■ **RECORDS TO USE**:
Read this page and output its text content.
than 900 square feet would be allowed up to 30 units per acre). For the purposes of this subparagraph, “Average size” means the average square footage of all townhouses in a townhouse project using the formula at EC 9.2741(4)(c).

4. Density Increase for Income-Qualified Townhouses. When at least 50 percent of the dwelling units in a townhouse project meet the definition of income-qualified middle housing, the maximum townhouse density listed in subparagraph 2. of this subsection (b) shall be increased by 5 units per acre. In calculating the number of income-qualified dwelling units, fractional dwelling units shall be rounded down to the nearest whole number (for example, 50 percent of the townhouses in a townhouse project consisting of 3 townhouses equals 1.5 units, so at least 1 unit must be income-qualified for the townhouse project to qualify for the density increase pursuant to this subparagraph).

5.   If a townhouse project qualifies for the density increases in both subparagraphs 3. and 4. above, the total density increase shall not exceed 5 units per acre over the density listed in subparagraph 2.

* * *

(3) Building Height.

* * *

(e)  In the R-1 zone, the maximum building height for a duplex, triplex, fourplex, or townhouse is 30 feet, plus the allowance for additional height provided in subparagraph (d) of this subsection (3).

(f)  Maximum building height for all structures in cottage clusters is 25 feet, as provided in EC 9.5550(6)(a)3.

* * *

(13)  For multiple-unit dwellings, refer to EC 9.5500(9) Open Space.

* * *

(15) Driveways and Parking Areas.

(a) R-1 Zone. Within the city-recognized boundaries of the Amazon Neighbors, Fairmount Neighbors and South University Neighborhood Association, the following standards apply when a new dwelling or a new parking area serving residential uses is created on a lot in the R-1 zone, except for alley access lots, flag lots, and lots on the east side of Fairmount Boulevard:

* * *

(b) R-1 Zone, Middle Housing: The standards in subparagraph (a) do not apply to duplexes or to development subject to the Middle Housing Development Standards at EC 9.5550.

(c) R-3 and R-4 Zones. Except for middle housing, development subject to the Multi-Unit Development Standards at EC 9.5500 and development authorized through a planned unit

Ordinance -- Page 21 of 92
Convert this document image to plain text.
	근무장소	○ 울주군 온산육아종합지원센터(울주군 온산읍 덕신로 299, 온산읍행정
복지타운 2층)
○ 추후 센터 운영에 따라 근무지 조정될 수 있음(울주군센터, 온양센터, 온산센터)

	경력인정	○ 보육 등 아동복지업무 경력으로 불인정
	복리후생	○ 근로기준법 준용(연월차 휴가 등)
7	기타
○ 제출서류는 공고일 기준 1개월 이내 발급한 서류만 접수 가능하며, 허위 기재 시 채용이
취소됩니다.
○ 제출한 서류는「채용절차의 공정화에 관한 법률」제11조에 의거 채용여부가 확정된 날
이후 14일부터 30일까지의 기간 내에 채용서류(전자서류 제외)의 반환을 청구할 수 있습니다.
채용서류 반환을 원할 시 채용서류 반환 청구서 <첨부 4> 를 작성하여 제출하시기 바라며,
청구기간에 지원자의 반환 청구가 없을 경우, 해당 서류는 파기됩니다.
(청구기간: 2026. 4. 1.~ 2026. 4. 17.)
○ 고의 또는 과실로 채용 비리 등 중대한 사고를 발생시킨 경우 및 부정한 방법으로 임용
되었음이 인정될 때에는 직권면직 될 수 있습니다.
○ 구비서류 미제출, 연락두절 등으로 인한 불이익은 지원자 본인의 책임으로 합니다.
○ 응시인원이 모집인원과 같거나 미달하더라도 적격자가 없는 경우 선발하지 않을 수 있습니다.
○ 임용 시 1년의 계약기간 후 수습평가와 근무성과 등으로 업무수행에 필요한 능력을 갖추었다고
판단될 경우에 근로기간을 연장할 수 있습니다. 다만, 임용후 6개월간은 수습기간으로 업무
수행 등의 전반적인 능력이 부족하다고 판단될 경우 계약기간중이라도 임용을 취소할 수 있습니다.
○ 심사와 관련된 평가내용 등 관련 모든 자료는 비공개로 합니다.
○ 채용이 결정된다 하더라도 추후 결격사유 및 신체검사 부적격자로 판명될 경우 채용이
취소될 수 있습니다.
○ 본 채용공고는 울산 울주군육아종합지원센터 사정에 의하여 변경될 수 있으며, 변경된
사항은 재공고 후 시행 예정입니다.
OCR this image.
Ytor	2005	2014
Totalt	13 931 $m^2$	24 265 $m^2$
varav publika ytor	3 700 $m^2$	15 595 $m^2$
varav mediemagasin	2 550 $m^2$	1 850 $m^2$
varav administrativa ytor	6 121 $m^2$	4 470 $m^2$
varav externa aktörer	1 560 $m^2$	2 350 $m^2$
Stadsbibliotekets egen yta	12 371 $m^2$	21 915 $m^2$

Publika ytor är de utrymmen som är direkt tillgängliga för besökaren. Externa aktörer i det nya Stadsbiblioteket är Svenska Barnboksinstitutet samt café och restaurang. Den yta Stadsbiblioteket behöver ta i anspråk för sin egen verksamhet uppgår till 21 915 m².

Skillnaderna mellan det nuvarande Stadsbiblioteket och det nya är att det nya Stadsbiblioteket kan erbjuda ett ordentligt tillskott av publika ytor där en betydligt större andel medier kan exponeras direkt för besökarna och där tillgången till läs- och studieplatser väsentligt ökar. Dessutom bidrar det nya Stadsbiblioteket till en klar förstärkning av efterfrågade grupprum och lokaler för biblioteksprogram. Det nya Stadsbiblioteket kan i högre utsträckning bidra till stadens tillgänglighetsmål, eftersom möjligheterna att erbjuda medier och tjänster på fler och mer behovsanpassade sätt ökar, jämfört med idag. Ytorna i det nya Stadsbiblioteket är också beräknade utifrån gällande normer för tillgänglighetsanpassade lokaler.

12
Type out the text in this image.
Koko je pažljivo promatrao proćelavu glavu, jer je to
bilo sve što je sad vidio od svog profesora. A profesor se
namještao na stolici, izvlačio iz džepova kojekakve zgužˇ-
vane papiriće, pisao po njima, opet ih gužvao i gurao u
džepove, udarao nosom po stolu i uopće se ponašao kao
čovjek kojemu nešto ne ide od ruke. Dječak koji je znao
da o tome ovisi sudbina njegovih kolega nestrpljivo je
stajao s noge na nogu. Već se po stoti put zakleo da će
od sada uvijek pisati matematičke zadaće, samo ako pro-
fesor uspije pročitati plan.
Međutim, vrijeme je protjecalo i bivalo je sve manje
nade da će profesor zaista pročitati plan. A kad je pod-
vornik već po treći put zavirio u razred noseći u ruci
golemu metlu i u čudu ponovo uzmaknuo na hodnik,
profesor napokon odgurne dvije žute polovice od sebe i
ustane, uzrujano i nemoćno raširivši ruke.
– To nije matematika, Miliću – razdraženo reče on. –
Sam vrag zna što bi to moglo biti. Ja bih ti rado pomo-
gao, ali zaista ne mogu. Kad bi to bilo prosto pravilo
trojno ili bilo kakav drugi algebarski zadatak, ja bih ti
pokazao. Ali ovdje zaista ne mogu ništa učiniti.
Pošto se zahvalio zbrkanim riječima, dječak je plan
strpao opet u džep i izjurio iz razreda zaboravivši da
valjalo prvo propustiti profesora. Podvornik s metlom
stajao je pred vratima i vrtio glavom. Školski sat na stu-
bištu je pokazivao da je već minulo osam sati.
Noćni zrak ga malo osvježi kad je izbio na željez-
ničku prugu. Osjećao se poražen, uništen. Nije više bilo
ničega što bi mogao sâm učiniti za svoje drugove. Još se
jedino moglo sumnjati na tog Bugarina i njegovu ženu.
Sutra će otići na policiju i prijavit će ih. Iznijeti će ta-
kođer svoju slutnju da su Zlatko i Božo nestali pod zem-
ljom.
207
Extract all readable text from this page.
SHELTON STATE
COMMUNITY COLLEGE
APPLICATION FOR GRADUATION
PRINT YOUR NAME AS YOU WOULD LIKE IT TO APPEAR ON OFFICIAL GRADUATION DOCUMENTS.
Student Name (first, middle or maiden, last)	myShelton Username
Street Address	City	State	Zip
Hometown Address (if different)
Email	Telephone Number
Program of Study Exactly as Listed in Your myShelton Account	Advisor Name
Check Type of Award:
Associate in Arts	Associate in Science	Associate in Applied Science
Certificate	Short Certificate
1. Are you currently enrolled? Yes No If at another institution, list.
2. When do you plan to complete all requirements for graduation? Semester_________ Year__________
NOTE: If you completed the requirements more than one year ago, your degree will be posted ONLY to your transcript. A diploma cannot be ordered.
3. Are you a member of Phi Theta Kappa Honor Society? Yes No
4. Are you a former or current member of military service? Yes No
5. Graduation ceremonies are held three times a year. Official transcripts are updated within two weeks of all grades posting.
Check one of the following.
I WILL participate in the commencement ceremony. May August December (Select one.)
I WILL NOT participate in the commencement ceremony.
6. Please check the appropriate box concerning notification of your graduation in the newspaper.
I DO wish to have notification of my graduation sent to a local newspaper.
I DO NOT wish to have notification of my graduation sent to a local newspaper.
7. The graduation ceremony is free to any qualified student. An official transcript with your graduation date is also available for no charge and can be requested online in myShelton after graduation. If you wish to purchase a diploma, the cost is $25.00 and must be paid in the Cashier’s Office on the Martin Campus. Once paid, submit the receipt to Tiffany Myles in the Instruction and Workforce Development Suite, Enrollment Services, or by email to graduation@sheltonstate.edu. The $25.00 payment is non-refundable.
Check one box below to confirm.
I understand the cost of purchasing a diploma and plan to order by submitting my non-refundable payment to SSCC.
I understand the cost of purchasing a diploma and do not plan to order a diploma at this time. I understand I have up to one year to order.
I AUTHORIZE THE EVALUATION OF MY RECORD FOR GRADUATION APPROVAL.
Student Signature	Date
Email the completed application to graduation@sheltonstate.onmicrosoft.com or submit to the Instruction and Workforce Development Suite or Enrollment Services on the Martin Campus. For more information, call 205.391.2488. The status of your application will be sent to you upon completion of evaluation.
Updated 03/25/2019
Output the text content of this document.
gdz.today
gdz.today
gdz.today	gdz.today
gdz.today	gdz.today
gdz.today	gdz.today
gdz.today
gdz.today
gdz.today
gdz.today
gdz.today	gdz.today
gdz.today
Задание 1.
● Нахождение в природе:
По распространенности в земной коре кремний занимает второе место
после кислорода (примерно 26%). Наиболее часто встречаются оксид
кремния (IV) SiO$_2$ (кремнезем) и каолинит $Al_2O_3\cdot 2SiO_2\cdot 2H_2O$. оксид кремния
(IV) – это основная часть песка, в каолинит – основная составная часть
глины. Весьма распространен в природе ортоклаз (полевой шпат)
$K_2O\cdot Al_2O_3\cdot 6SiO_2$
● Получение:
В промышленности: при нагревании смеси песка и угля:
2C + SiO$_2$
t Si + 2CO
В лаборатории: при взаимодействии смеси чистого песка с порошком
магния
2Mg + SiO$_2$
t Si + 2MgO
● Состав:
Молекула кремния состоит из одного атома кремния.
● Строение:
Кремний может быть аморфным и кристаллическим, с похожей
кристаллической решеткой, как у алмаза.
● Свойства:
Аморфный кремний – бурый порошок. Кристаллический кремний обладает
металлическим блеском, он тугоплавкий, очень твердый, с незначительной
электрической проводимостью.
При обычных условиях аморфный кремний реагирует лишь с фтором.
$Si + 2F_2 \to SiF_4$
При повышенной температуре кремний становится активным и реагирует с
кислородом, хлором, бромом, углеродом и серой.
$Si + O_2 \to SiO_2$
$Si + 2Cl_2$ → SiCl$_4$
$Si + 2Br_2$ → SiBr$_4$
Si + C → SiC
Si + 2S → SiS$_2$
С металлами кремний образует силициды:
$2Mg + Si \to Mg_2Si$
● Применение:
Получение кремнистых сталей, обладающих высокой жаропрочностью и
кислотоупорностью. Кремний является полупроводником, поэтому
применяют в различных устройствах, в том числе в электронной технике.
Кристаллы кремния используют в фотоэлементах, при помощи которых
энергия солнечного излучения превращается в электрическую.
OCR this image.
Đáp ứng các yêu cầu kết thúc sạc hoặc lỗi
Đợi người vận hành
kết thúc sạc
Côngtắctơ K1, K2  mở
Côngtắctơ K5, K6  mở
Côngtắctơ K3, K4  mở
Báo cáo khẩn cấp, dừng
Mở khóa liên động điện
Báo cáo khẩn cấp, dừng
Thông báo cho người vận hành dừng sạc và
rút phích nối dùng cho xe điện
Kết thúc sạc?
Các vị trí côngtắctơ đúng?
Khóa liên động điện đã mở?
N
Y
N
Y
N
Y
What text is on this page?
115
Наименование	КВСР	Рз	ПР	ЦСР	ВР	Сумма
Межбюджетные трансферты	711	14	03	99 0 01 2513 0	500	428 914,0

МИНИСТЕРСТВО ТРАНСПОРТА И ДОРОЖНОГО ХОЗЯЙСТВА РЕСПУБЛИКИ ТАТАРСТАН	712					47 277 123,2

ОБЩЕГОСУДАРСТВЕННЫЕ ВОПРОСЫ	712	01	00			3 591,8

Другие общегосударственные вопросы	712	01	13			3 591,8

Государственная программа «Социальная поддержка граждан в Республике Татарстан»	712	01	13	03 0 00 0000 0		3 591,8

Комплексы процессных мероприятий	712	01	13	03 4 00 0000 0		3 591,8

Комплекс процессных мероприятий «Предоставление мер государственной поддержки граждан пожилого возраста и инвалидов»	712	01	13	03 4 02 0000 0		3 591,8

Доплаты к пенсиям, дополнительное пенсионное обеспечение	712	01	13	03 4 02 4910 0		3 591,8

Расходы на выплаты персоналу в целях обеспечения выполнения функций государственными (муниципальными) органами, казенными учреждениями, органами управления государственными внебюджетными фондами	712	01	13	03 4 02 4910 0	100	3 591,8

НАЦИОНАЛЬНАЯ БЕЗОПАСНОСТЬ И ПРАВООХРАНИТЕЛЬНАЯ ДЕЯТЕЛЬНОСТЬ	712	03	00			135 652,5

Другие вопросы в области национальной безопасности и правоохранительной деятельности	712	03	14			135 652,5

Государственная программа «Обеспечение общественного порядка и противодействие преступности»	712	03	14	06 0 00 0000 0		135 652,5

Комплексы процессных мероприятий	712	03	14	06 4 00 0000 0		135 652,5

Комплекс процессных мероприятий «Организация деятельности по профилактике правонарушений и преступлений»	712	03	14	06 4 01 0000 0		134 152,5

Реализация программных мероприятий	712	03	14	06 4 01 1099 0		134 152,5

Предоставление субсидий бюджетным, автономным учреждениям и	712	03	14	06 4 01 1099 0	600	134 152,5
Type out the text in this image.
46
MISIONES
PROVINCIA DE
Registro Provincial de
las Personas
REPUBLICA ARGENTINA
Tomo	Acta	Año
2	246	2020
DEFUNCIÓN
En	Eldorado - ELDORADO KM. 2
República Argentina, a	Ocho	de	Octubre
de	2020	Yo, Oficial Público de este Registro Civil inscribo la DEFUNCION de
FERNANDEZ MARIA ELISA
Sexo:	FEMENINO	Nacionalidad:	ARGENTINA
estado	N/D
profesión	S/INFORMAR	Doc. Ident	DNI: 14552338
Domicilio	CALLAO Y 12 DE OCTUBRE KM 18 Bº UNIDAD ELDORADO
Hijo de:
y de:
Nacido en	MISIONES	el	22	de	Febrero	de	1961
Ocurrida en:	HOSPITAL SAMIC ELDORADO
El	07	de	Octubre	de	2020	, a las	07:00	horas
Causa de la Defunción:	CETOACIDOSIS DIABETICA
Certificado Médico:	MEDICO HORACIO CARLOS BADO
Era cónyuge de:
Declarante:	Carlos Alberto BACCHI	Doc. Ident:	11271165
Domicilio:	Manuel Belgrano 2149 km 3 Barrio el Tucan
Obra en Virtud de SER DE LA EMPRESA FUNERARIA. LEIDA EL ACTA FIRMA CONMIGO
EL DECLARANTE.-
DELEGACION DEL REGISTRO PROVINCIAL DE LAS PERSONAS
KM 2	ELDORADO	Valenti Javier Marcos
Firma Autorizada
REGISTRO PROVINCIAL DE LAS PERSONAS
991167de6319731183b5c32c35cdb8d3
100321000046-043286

■ **DESCRIPTION OF THE TASK**:
Filter the records down to the lines that contain the string "more", and copy those lines.

■ **TASK ANSWER**:
NOTE: If you completed the requirements more than one year ago, your degree will be posted ONLY to your transcript. A diploma cannot be ordered.
Email the completed application to graduation@sheltonstate.onmicrosoft.com or submit to the Instruction and Workforce Development Suite or Enrollment Services on the Martin Campus. For more information, call 205.391.2488. The status of your application will be sent to you upon completion of evaluation.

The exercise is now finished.